▶ CHALLENGE: Provide the number of lines where the word "الماء" occurs, and no other text.

▶ MATERIAL FOR THE TASK:
==========

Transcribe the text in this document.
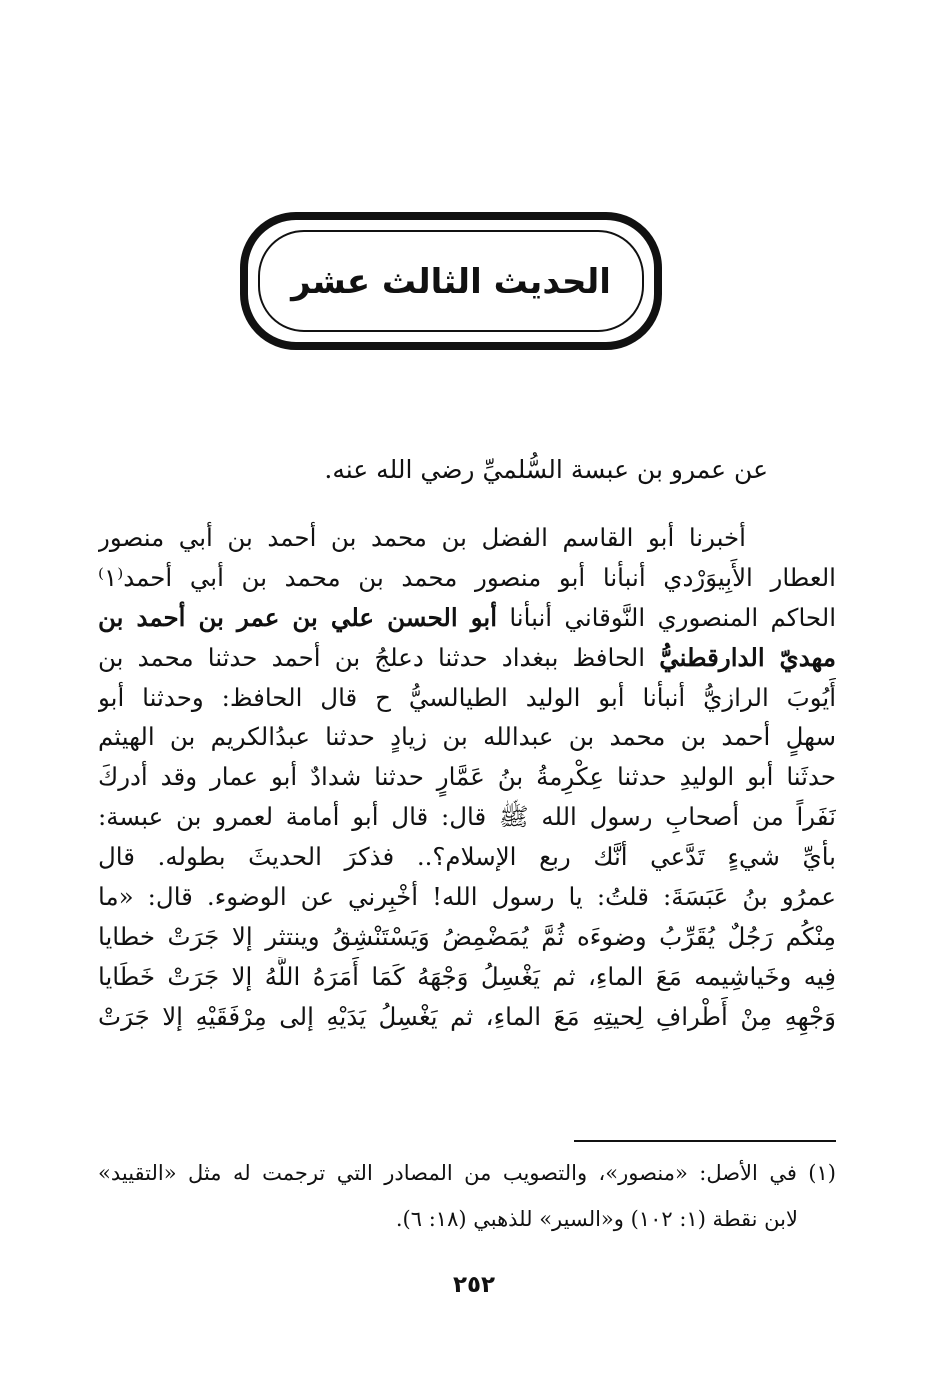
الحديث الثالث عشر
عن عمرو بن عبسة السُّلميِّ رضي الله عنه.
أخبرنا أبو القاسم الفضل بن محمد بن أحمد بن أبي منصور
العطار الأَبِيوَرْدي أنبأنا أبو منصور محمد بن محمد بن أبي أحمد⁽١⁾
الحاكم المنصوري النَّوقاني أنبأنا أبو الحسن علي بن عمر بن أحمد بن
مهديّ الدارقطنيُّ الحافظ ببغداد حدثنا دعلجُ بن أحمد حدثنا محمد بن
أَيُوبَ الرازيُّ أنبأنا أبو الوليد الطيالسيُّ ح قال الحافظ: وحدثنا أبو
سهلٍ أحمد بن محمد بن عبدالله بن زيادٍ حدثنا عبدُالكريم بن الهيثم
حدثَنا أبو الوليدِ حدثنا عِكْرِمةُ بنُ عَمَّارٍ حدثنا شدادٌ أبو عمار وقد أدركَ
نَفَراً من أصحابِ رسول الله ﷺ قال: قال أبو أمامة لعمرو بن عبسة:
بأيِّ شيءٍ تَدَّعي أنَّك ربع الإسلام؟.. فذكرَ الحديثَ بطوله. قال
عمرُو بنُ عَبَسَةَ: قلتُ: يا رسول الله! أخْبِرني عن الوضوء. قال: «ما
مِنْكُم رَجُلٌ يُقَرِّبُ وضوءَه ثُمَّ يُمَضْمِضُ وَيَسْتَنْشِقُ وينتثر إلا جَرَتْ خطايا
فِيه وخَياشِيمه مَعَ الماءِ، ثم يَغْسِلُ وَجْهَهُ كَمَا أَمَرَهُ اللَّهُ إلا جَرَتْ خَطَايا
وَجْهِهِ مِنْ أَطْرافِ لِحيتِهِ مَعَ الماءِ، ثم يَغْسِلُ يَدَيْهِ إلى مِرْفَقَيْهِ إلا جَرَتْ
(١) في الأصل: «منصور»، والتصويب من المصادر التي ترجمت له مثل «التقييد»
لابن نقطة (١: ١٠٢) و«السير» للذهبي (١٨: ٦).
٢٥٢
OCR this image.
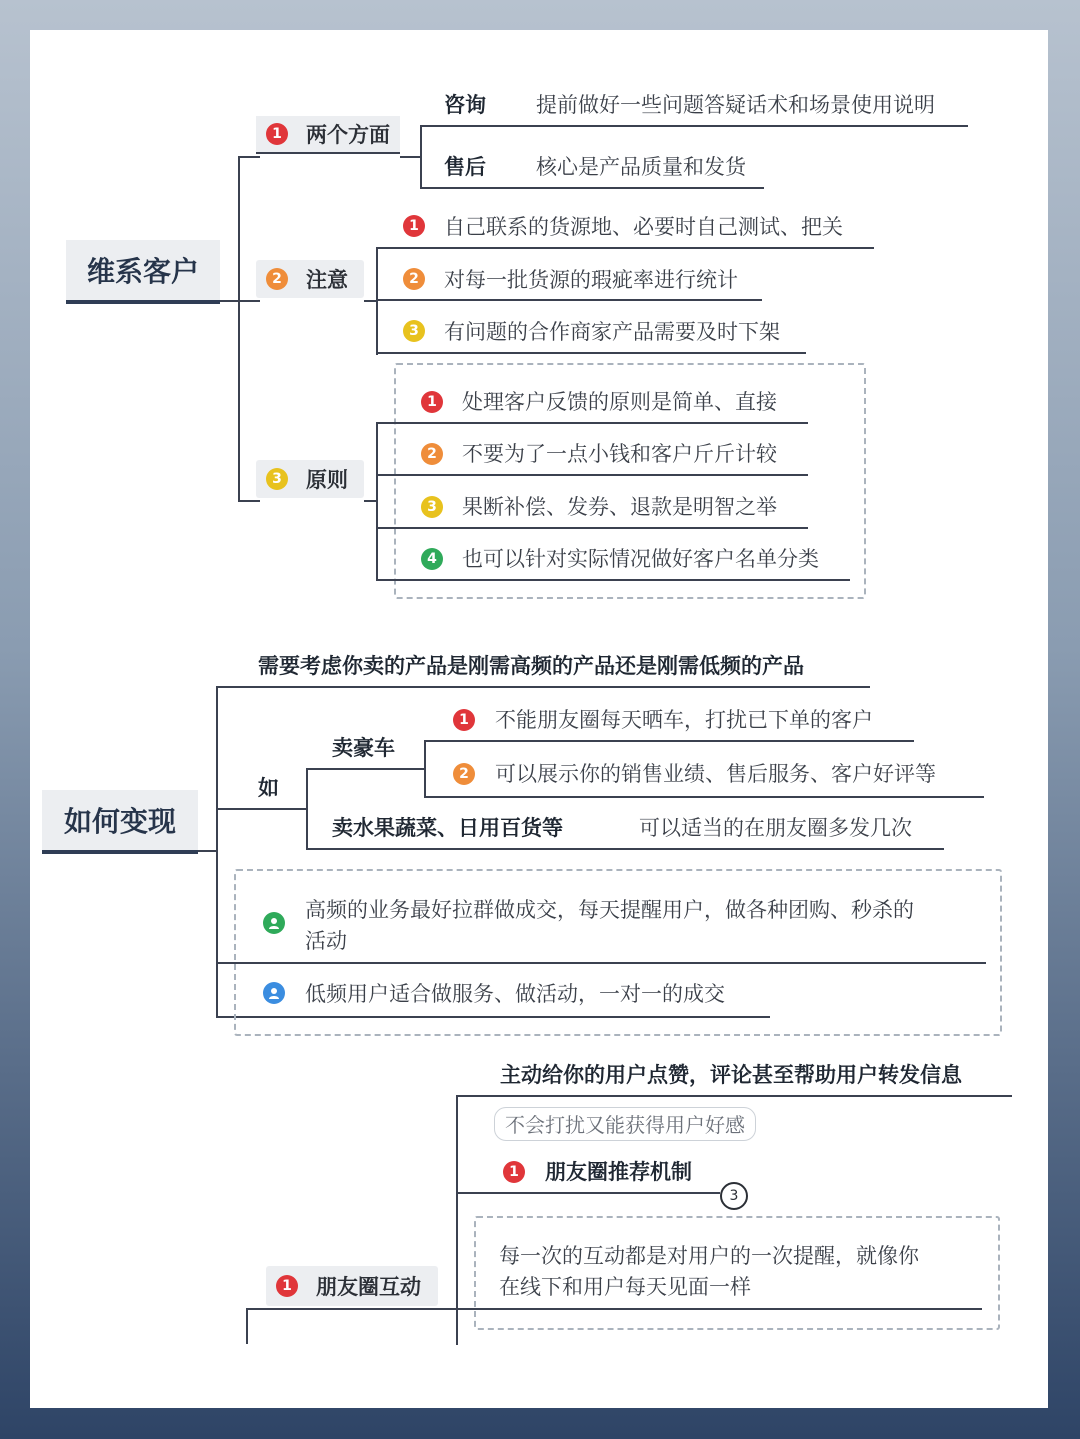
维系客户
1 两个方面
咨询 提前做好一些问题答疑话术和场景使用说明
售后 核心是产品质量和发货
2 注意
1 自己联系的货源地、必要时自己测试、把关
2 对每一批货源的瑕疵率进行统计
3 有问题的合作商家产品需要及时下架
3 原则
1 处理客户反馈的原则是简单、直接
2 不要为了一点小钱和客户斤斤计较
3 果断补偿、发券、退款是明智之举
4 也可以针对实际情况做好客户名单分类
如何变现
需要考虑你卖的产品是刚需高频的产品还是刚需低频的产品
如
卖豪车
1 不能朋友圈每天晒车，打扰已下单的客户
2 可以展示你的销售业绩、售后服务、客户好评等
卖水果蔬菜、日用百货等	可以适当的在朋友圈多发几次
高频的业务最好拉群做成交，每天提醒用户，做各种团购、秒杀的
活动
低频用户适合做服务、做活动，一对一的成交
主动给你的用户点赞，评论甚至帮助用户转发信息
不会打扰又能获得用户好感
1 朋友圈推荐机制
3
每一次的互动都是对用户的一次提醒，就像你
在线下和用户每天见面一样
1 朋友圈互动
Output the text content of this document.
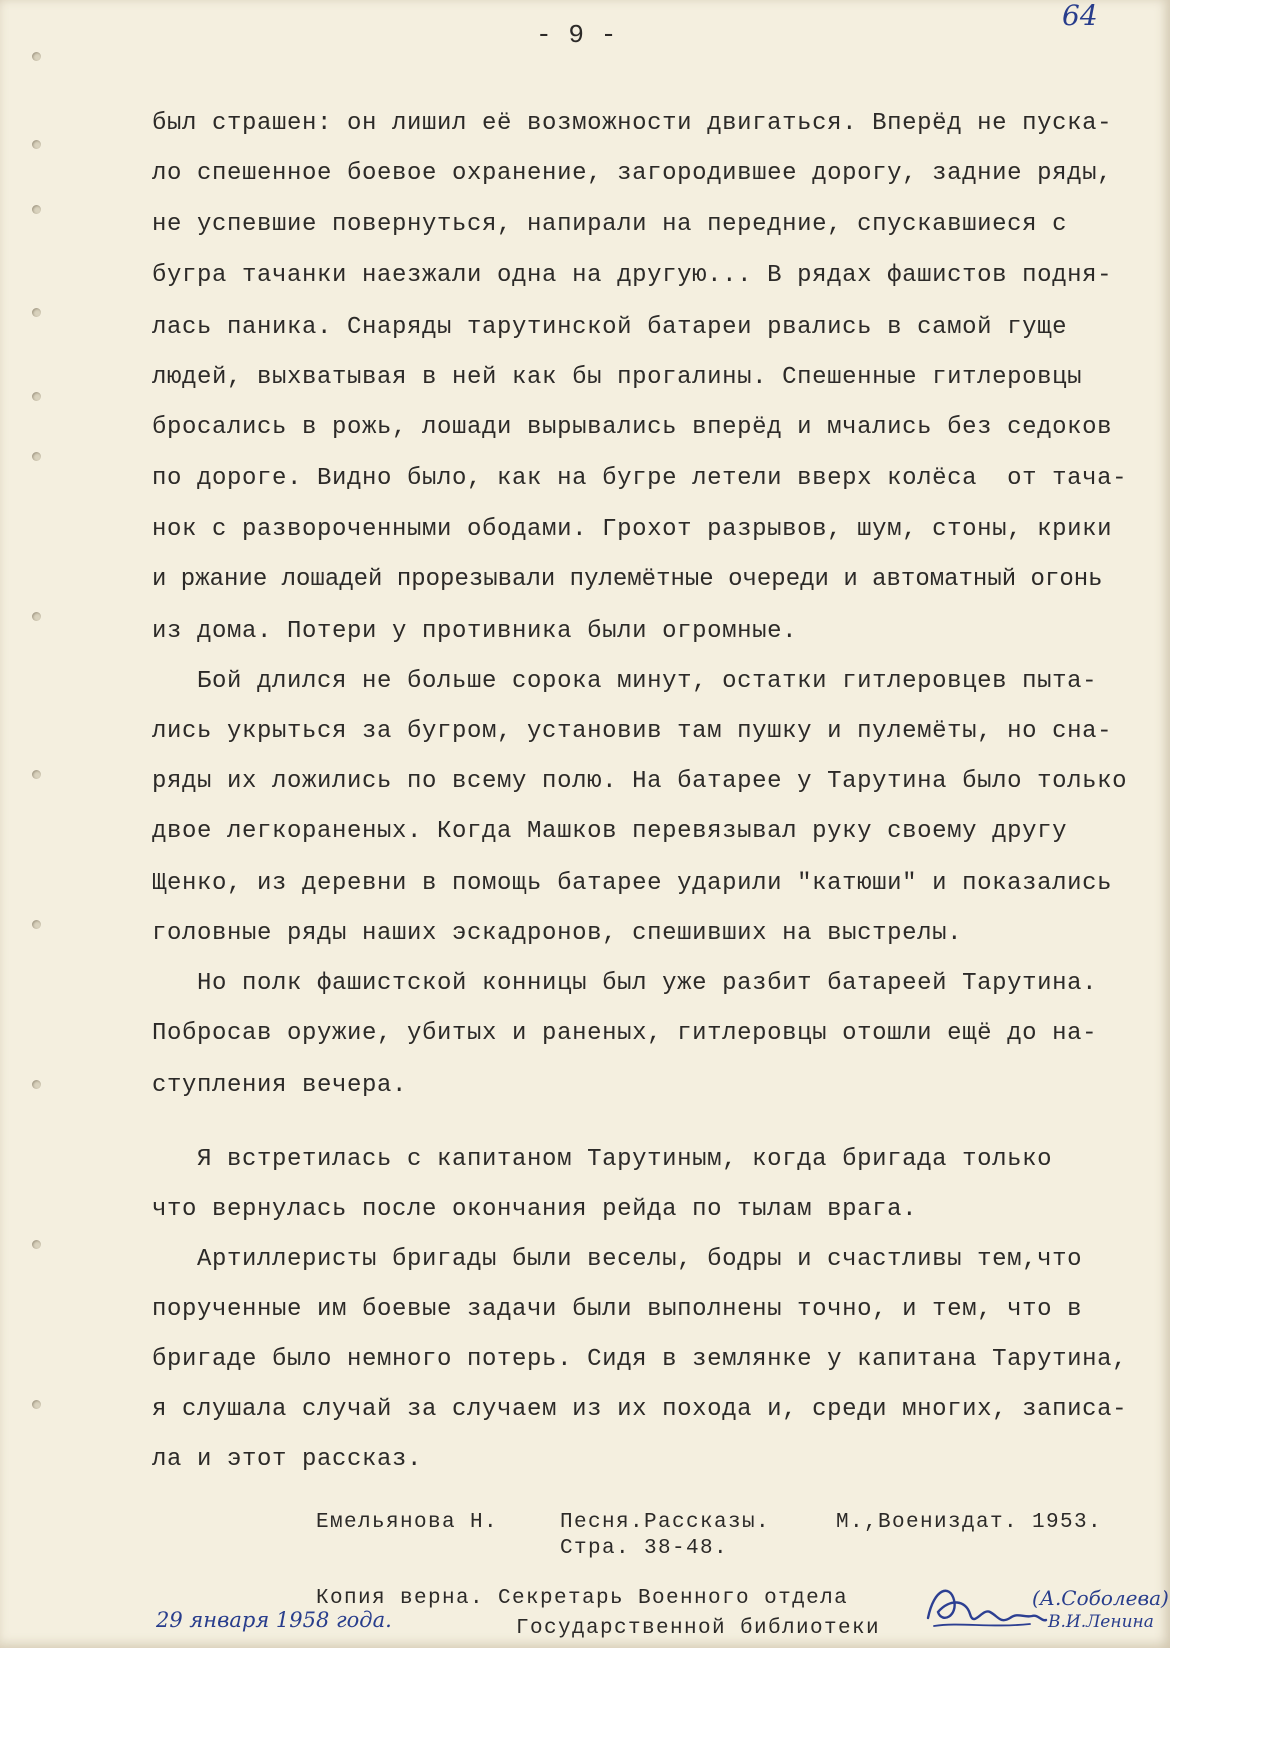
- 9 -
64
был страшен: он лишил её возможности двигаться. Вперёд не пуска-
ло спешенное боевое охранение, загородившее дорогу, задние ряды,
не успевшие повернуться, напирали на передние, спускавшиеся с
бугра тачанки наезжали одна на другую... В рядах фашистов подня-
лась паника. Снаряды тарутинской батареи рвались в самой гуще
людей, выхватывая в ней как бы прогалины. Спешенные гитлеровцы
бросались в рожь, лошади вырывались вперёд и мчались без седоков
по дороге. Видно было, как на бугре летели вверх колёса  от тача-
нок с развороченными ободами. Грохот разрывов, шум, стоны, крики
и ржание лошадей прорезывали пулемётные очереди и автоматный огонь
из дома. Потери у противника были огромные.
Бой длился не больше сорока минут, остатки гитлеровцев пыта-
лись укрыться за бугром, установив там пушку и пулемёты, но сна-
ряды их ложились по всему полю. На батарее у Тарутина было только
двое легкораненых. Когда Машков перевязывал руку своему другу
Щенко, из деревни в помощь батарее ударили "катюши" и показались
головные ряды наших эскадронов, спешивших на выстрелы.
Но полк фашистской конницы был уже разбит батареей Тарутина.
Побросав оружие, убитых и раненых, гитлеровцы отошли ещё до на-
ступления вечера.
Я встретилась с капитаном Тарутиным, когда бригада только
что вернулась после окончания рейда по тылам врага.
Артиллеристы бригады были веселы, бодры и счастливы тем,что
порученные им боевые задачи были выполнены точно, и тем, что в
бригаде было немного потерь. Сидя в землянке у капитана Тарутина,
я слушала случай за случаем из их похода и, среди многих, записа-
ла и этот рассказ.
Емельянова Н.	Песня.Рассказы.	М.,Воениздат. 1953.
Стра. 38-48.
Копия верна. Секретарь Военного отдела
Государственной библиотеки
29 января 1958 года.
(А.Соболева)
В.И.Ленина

==========

▶ OUTPUT FOR THIS TASK: 2